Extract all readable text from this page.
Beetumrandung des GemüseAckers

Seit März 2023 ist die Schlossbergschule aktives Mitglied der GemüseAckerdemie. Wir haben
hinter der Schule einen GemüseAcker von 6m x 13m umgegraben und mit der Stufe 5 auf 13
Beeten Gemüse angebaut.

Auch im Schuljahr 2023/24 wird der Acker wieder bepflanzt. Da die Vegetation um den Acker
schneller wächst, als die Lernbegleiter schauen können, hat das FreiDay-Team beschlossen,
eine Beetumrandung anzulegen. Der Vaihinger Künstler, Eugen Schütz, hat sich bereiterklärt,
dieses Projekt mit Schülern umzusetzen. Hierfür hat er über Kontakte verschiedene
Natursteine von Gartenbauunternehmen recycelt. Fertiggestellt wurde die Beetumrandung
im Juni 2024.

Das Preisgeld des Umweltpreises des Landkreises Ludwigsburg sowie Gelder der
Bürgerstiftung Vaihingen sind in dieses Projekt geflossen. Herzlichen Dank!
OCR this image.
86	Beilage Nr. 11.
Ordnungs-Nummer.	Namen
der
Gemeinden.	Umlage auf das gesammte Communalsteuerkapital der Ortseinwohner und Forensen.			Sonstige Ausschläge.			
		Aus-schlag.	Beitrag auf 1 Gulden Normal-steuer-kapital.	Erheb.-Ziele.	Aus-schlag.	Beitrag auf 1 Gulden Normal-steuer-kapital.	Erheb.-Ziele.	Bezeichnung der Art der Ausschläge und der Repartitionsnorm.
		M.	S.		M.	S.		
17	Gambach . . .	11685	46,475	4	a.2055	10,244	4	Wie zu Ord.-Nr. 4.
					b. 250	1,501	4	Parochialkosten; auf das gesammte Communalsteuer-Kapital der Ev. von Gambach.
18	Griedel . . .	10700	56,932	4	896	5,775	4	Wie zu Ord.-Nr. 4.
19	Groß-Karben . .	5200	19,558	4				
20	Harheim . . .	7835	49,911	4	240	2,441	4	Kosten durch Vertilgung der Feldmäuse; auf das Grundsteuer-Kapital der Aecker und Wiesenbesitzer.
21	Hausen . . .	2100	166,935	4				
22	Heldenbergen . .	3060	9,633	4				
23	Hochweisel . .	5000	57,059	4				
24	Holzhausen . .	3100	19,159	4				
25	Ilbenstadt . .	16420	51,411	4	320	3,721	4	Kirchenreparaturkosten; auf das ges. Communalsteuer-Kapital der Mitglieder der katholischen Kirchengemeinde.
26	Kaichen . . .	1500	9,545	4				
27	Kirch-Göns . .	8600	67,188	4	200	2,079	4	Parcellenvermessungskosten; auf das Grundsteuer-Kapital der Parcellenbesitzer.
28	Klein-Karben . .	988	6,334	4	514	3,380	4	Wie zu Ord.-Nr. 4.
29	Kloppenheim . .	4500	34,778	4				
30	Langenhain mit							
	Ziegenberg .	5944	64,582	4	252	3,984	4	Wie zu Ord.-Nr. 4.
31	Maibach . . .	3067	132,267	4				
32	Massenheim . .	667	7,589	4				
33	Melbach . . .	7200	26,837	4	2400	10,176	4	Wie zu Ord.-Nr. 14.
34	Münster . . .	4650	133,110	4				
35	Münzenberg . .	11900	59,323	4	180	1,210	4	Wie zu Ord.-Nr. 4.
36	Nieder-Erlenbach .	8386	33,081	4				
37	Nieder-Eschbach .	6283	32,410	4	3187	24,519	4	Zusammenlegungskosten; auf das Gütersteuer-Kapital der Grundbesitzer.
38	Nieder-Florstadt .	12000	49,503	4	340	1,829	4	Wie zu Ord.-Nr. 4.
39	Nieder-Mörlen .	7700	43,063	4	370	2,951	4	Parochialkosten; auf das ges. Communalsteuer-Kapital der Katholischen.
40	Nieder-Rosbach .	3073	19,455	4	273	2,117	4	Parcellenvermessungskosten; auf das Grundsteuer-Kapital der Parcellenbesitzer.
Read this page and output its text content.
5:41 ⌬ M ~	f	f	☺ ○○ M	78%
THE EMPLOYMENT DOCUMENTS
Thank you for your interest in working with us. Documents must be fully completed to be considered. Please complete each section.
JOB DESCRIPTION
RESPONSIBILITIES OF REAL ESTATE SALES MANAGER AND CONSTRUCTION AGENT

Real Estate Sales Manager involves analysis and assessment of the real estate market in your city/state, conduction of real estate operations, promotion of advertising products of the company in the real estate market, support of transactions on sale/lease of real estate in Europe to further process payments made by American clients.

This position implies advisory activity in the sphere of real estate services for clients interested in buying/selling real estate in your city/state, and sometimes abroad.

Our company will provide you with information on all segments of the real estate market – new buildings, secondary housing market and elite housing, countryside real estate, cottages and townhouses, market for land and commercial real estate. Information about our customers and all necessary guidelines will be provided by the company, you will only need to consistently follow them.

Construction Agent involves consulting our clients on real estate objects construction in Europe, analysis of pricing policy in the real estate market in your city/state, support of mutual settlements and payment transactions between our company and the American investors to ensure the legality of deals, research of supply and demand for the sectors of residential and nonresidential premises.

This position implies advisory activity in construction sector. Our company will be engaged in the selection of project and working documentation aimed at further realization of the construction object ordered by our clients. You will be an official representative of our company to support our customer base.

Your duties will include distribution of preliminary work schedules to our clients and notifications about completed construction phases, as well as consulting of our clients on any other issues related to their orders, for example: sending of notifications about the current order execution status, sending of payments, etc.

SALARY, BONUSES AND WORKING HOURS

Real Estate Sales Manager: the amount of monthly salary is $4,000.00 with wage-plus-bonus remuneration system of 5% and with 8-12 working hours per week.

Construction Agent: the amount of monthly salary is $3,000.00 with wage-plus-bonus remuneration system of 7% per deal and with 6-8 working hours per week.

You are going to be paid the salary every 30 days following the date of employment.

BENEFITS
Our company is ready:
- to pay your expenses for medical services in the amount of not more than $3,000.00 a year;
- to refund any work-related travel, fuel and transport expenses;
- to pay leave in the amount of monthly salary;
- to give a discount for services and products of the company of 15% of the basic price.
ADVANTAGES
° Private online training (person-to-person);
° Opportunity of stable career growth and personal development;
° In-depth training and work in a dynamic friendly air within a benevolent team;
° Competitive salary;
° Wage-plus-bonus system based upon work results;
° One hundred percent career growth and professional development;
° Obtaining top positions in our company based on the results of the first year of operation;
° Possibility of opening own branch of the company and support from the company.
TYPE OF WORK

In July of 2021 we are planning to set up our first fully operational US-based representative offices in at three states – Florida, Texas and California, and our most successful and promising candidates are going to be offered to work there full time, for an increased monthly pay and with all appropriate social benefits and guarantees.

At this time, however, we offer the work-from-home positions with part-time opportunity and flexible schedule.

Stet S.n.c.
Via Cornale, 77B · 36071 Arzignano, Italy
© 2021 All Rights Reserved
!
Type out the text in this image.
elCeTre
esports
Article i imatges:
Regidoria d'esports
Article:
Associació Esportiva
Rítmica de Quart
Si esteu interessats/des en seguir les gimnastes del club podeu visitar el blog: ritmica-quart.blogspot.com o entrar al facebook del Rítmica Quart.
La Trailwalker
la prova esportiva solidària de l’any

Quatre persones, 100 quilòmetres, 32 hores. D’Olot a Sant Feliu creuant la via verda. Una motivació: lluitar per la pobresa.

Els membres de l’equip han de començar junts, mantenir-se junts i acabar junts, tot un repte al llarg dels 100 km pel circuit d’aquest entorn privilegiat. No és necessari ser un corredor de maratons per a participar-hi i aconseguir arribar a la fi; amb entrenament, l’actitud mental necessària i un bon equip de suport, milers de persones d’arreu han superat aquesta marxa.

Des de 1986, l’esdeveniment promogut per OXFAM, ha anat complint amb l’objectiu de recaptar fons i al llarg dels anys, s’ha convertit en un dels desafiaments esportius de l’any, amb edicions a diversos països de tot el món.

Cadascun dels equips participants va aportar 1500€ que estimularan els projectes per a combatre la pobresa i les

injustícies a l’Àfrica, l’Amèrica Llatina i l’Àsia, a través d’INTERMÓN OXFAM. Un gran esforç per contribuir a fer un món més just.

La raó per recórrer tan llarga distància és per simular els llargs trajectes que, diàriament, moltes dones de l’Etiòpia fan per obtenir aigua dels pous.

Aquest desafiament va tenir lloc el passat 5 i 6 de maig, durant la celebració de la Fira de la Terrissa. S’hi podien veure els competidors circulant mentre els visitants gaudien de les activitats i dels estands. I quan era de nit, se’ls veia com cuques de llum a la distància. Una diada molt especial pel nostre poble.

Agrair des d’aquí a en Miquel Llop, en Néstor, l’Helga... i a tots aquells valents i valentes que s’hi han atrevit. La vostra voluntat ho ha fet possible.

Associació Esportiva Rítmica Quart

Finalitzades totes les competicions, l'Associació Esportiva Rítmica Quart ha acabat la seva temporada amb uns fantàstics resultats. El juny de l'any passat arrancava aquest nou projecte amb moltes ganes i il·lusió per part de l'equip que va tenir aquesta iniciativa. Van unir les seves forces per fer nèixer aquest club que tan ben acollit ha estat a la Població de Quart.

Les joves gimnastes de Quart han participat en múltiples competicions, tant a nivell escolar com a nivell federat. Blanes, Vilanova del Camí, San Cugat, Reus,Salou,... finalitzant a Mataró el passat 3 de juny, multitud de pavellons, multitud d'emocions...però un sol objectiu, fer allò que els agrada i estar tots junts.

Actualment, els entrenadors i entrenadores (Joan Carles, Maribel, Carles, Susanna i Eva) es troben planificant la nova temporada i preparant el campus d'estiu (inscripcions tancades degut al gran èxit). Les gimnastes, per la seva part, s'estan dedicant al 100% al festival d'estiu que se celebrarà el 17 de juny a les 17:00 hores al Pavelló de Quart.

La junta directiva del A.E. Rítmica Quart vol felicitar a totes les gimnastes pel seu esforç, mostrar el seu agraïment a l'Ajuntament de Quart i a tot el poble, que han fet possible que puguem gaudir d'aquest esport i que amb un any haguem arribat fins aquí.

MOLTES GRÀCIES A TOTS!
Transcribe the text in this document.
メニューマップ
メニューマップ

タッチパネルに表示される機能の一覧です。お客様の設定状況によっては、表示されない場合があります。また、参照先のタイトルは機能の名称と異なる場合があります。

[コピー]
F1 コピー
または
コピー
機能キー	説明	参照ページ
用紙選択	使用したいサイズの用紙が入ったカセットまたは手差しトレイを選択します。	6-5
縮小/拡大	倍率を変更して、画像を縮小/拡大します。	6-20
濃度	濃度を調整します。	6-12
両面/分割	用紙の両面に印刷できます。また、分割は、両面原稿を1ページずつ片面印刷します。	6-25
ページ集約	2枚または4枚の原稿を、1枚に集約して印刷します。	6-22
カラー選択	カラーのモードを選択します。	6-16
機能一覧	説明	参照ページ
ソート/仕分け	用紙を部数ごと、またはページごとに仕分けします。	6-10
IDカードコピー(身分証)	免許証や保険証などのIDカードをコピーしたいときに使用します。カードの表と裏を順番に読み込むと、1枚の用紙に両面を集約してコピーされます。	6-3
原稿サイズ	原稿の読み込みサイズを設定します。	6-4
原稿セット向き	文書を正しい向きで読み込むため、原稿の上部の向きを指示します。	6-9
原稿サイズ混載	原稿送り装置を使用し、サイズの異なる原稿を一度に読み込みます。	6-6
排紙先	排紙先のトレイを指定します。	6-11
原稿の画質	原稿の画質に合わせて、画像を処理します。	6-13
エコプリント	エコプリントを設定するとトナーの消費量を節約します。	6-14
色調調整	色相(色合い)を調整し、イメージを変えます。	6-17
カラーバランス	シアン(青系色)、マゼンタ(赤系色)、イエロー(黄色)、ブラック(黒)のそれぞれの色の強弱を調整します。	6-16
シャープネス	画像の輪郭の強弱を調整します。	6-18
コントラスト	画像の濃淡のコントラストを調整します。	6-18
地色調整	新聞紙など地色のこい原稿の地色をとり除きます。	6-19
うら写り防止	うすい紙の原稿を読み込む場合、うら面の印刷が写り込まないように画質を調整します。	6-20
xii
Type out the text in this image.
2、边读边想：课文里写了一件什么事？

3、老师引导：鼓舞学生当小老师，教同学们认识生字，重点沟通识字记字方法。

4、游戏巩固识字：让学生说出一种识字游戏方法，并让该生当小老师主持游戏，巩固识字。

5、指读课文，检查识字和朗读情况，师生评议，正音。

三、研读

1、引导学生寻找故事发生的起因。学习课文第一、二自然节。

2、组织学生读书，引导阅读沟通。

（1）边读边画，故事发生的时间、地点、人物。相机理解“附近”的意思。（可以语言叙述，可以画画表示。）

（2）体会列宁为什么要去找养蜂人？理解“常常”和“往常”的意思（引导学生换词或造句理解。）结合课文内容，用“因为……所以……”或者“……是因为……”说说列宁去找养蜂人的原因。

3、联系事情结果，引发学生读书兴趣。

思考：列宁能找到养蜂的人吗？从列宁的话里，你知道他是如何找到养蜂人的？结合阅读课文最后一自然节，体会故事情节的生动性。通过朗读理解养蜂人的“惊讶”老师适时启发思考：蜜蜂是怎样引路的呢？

**Work to be completed**: Only lines with the word "amount" are wanted, so copy each one from the records.

**Exercise solution**:
Real Estate Sales Manager: the amount of monthly salary is $4,000.00 with wage-plus-bonus remuneration system of 5% and with 8-12 working hours per week.
Construction Agent: the amount of monthly salary is $3,000.00 with wage-plus-bonus remuneration system of 7% per deal and with 6-8 working hours per week.
- to pay your expenses for medical services in the amount of not more than $3,000.00 a year;
- to pay leave in the amount of monthly salary;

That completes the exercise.